## START RECORDS SUPPLIED

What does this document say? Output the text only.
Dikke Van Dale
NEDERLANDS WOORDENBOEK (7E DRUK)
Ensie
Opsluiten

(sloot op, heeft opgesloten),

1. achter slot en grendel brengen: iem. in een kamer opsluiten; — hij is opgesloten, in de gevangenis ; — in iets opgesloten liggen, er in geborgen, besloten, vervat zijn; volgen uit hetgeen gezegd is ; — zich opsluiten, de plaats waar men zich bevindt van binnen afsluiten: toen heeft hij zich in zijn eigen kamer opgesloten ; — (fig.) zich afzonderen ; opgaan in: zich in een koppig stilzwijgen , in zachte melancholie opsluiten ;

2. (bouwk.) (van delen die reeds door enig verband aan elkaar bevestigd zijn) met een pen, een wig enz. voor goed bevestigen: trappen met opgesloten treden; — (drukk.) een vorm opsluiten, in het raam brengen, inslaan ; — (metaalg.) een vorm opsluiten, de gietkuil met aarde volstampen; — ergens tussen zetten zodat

## END RECORDS SUPPLIED

## [WORK TO COMPLETE]
The records above are to be copied in full, exactly as written.

## [RESULT FOR THIS EXERCISE]
What does this document say? Output the text only.
Dikke Van Dale
NEDERLANDS WOORDENBOEK (7E DRUK)
Ensie
Opsluiten

(sloot op, heeft opgesloten),

1. achter slot en grendel brengen: iem. in een kamer opsluiten; — hij is opgesloten, in de gevangenis ; — in iets opgesloten liggen, er in geborgen, besloten, vervat zijn; volgen uit hetgeen gezegd is ; — zich opsluiten, de plaats waar men zich bevindt van binnen afsluiten: toen heeft hij zich in zijn eigen kamer opgesloten ; — (fig.) zich afzonderen ; opgaan in: zich in een koppig stilzwijgen , in zachte melancholie opsluiten ;

2. (bouwk.) (van delen die reeds door enig verband aan elkaar bevestigd zijn) met een pen, een wig enz. voor goed bevestigen: trappen met opgesloten treden; — (drukk.) een vorm opsluiten, in het raam brengen, inslaan ; — (metaalg.) een vorm opsluiten, de gietkuil met aarde volstampen; — ergens tussen zetten zodat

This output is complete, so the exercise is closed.